= WHAT IS NEEDED =
Leaving out all images, write out the records that follow exactly.

Entries from a dataset
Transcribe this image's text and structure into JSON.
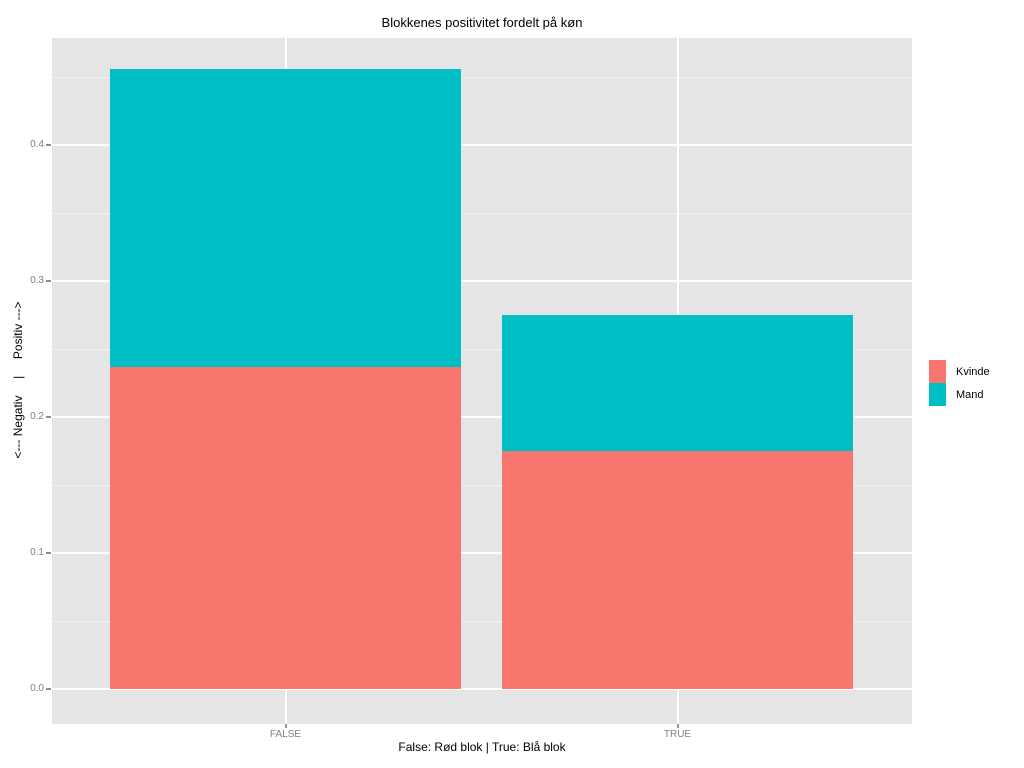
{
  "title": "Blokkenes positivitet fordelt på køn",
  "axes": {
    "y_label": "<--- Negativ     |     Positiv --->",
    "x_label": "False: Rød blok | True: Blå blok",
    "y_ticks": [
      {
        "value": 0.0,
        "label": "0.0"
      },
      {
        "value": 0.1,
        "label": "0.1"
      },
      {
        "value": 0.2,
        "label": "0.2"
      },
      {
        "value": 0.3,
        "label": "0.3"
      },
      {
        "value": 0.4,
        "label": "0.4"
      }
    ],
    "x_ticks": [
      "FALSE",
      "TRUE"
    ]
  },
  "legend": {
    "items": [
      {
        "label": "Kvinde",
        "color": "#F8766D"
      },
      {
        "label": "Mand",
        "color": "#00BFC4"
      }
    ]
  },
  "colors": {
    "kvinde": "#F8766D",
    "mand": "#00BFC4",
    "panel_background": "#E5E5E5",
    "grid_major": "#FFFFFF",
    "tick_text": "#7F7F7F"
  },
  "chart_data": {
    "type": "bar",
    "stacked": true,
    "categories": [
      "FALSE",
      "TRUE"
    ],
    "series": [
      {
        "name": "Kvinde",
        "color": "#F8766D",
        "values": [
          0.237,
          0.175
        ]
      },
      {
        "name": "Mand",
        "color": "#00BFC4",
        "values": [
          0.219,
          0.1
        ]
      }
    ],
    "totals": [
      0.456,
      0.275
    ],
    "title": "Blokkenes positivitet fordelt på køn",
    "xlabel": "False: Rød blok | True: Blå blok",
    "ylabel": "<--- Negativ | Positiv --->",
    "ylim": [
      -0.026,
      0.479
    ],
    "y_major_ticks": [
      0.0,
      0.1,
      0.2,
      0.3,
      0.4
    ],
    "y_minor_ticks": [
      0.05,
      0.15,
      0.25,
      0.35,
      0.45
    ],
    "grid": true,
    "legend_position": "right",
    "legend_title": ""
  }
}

= OUTPUT =
Transcribe this image's text and structure into JSON.
{
  "title": "Blokkenes positivitet fordelt på køn",
  "axes": {
    "y_label": "<--- Negativ     |     Positiv --->",
    "x_label": "False: Rød blok | True: Blå blok",
    "y_ticks": [
      {
        "value": 0.0,
        "label": "0.0"
      },
      {
        "value": 0.1,
        "label": "0.1"
      },
      {
        "value": 0.2,
        "label": "0.2"
      },
      {
        "value": 0.3,
        "label": "0.3"
      },
      {
        "value": 0.4,
        "label": "0.4"
      }
    ],
    "x_ticks": [
      "FALSE",
      "TRUE"
    ]
  },
  "legend": {
    "items": [
      {
        "label": "Kvinde",
        "color": "#F8766D"
      },
      {
        "label": "Mand",
        "color": "#00BFC4"
      }
    ]
  },
  "colors": {
    "kvinde": "#F8766D",
    "mand": "#00BFC4",
    "panel_background": "#E5E5E5",
    "grid_major": "#FFFFFF",
    "tick_text": "#7F7F7F"
  },
  "chart_data": {
    "type": "bar",
    "stacked": true,
    "categories": [
      "FALSE",
      "TRUE"
    ],
    "series": [
      {
        "name": "Kvinde",
        "color": "#F8766D",
        "values": [
          0.237,
          0.175
        ]
      },
      {
        "name": "Mand",
        "color": "#00BFC4",
        "values": [
          0.219,
          0.1
        ]
      }
    ],
    "totals": [
      0.456,
      0.275
    ],
    "title": "Blokkenes positivitet fordelt på køn",
    "xlabel": "False: Rød blok | True: Blå blok",
    "ylabel": "<--- Negativ | Positiv --->",
    "ylim": [
      -0.026,
      0.479
    ],
    "y_major_ticks": [
      0.0,
      0.1,
      0.2,
      0.3,
      0.4
    ],
    "y_minor_ticks": [
      0.05,
      0.15,
      0.25,
      0.35,
      0.45
    ],
    "grid": true,
    "legend_position": "right",
    "legend_title": ""
  }
}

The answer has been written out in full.